■ Instruction:
Return the number of lines that include the string "Registry", without any other text.

■ Input rows:
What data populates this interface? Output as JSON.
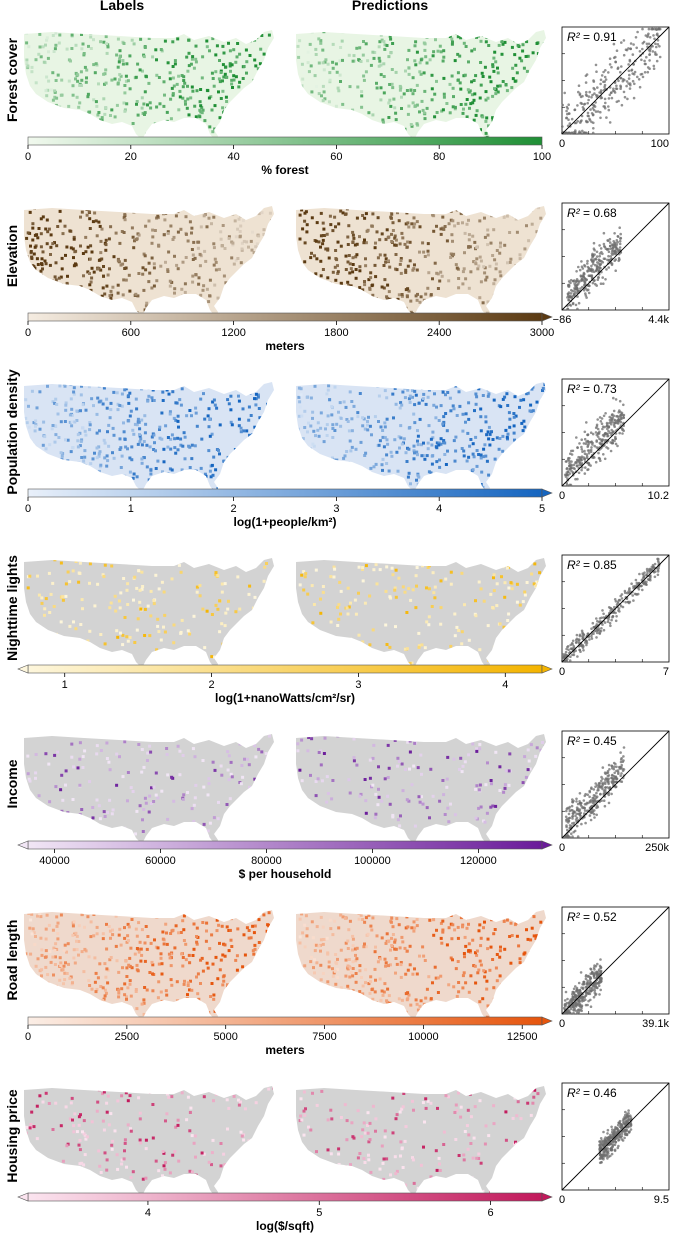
{
  "headers": {
    "labels": "Labels",
    "predictions": "Predictions"
  },
  "chart_data": [
    {
      "type": "heatmap",
      "row_label": "Forest cover",
      "palette": [
        "#f1f9ee",
        "#1f8f35"
      ],
      "map_fill": "#e8f5e4",
      "map_style": "east",
      "colorbar": {
        "min": 0,
        "max": 100,
        "ticks": [
          "0",
          "20",
          "40",
          "60",
          "80",
          "100"
        ],
        "tick_values": [
          0,
          20,
          40,
          60,
          80,
          100
        ],
        "label": "% forest",
        "arrow_left": false,
        "arrow_right": false
      },
      "scatter": {
        "type": "scatter",
        "r2_label": "R²",
        "r2_value": "= 0.91",
        "x_min_label": "0",
        "x_max_label": "100",
        "cloud": "full",
        "spread": 0.3
      }
    },
    {
      "type": "heatmap",
      "row_label": "Elevation",
      "palette": [
        "#f5ece1",
        "#5b3a12"
      ],
      "map_fill": "#eee2d2",
      "map_style": "west",
      "colorbar": {
        "min": 0,
        "max": 3000,
        "ticks": [
          "0",
          "600",
          "1200",
          "1800",
          "2400",
          "3000"
        ],
        "tick_values": [
          0,
          600,
          1200,
          1800,
          2400,
          3000
        ],
        "label": "meters",
        "arrow_left": false,
        "arrow_right": true
      },
      "scatter": {
        "type": "scatter",
        "r2_label": "R²",
        "r2_value": "= 0.68",
        "x_min_label": "−86",
        "x_max_label": "4.4k",
        "cloud": "low",
        "spread": 0.18
      }
    },
    {
      "type": "heatmap",
      "row_label": "Population density",
      "palette": [
        "#e9f0fa",
        "#1565c0"
      ],
      "map_fill": "#d9e4f4",
      "map_style": "east",
      "colorbar": {
        "min": 0,
        "max": 5,
        "ticks": [
          "0",
          "1",
          "2",
          "3",
          "4",
          "5"
        ],
        "tick_values": [
          0,
          1,
          2,
          3,
          4,
          5
        ],
        "label": "log(1+people/km²)",
        "arrow_left": false,
        "arrow_right": true
      },
      "scatter": {
        "type": "scatter",
        "r2_label": "R²",
        "r2_value": "= 0.73",
        "x_min_label": "0",
        "x_max_label": "10.2",
        "cloud": "mid",
        "spread": 0.2
      }
    },
    {
      "type": "heatmap",
      "row_label": "Nighttime lights",
      "palette": [
        "#fdf6dc",
        "#f4b400"
      ],
      "map_fill": "#d3d3d3",
      "map_style": "sparse",
      "colorbar": {
        "min": 0.75,
        "max": 4.25,
        "ticks": [
          "1",
          "2",
          "3",
          "4"
        ],
        "tick_values": [
          1,
          2,
          3,
          4
        ],
        "label": "log(1+nanoWatts/cm²/sr)",
        "arrow_left": true,
        "arrow_right": true
      },
      "scatter": {
        "type": "scatter",
        "r2_label": "R²",
        "r2_value": "= 0.85",
        "x_min_label": "0",
        "x_max_label": "7",
        "cloud": "full",
        "spread": 0.1
      }
    },
    {
      "type": "heatmap",
      "row_label": "Income",
      "palette": [
        "#f1e6f5",
        "#6a1b9a"
      ],
      "map_fill": "#d3d3d3",
      "map_style": "sparse",
      "colorbar": {
        "min": 35000,
        "max": 132000,
        "ticks": [
          "40000",
          "60000",
          "80000",
          "100000",
          "120000"
        ],
        "tick_values": [
          40000,
          60000,
          80000,
          100000,
          120000
        ],
        "label": "$ per household",
        "arrow_left": true,
        "arrow_right": true
      },
      "scatter": {
        "type": "scatter",
        "r2_label": "R²",
        "r2_value": "= 0.45",
        "x_min_label": "0",
        "x_max_label": "250k",
        "cloud": "mid",
        "spread": 0.18
      }
    },
    {
      "type": "heatmap",
      "row_label": "Road length",
      "palette": [
        "#fbeee6",
        "#e6550d"
      ],
      "map_fill": "#efd9cc",
      "map_style": "east",
      "colorbar": {
        "min": 0,
        "max": 13000,
        "ticks": [
          "0",
          "2500",
          "5000",
          "7500",
          "10000",
          "12500"
        ],
        "tick_values": [
          0,
          2500,
          5000,
          7500,
          10000,
          12500
        ],
        "label": "meters",
        "arrow_left": false,
        "arrow_right": true
      },
      "scatter": {
        "type": "scatter",
        "r2_label": "R²",
        "r2_value": "= 0.52",
        "x_min_label": "0",
        "x_max_label": "39.1k",
        "cloud": "narrow",
        "spread": 0.16
      }
    },
    {
      "type": "heatmap",
      "row_label": "Housing price",
      "palette": [
        "#fbe4ef",
        "#c2185b"
      ],
      "map_fill": "#d3d3d3",
      "map_style": "sparse",
      "colorbar": {
        "min": 3.3,
        "max": 6.3,
        "ticks": [
          "4",
          "5",
          "6"
        ],
        "tick_values": [
          4,
          5,
          6
        ],
        "label": "log($/sqft)",
        "arrow_left": true,
        "arrow_right": true
      },
      "scatter": {
        "type": "scatter",
        "r2_label": "R²",
        "r2_value": "= 0.46",
        "x_min_label": "0",
        "x_max_label": "9.5",
        "cloud": "blob",
        "spread": 0.12
      }
    }
  ]
}
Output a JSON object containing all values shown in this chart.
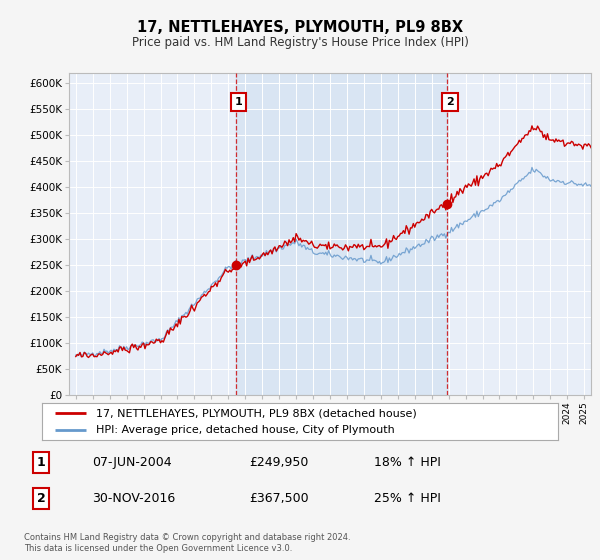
{
  "title": "17, NETTLEHAYES, PLYMOUTH, PL9 8BX",
  "subtitle": "Price paid vs. HM Land Registry's House Price Index (HPI)",
  "background_color": "#f5f5f5",
  "plot_bg_color": "#e8eef8",
  "highlight_bg_color": "#d0dff0",
  "ylabel_ticks": [
    "£0",
    "£50K",
    "£100K",
    "£150K",
    "£200K",
    "£250K",
    "£300K",
    "£350K",
    "£400K",
    "£450K",
    "£500K",
    "£550K",
    "£600K"
  ],
  "ytick_values": [
    0,
    50000,
    100000,
    150000,
    200000,
    250000,
    300000,
    350000,
    400000,
    450000,
    500000,
    550000,
    600000
  ],
  "ylim": [
    0,
    620000
  ],
  "xlim_start": 1994.6,
  "xlim_end": 2025.4,
  "sale1_x": 2004.44,
  "sale1_y": 249950,
  "sale1_label": "1",
  "sale1_date": "07-JUN-2004",
  "sale1_price": "£249,950",
  "sale1_hpi": "18% ↑ HPI",
  "sale2_x": 2016.92,
  "sale2_y": 367500,
  "sale2_label": "2",
  "sale2_date": "30-NOV-2016",
  "sale2_price": "£367,500",
  "sale2_hpi": "25% ↑ HPI",
  "legend_line1": "17, NETTLEHAYES, PLYMOUTH, PL9 8BX (detached house)",
  "legend_line2": "HPI: Average price, detached house, City of Plymouth",
  "footer": "Contains HM Land Registry data © Crown copyright and database right 2024.\nThis data is licensed under the Open Government Licence v3.0.",
  "red_color": "#cc0000",
  "blue_color": "#6699cc",
  "marker_box_color": "#cc0000",
  "grid_color": "#ffffff",
  "spine_color": "#bbbbbb"
}
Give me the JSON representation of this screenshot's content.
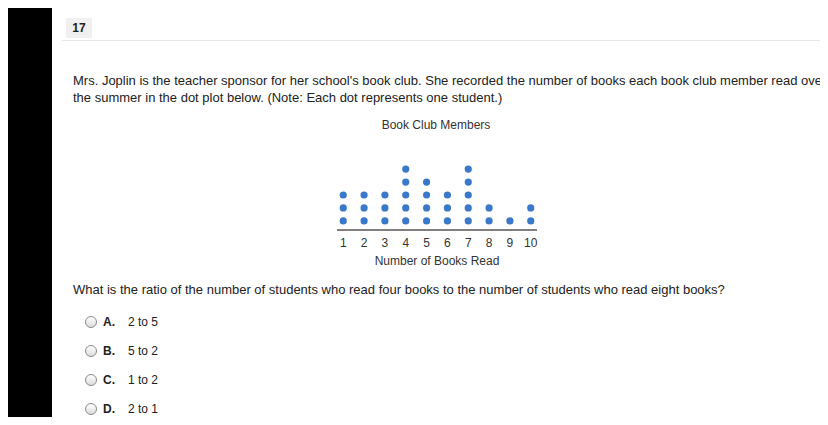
{
  "question_number": "17",
  "stem": [
    "Mrs. Joplin is the teacher sponsor for her school's book club. She recorded the number of books each book club member read over",
    "the summer in the dot plot below. (Note: Each dot represents one student.)"
  ],
  "chart_data": {
    "type": "dot_plot",
    "title": "Book Club Members",
    "x_label": "Number of Books Read",
    "x": [
      1,
      2,
      3,
      4,
      5,
      6,
      7,
      8,
      9,
      10
    ],
    "values": [
      3,
      3,
      3,
      5,
      4,
      3,
      5,
      2,
      1,
      2
    ],
    "color": "#3a78c9",
    "xlim": [
      0.7,
      10.3
    ],
    "xticks": [
      1,
      2,
      3,
      4,
      5,
      6,
      7,
      8,
      9,
      10
    ],
    "ylim": [
      0.3,
      5.7
    ],
    "tick_labels": "x"
  },
  "question": "What is the ratio of the number of students who read four books to the number of students who read eight books?",
  "options": [
    {
      "letter": "A.",
      "text": "2 to 5"
    },
    {
      "letter": "B.",
      "text": "5 to 2"
    },
    {
      "letter": "C.",
      "text": "1 to 2"
    },
    {
      "letter": "D.",
      "text": "2 to 1"
    }
  ]
}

■ Expected answer:
2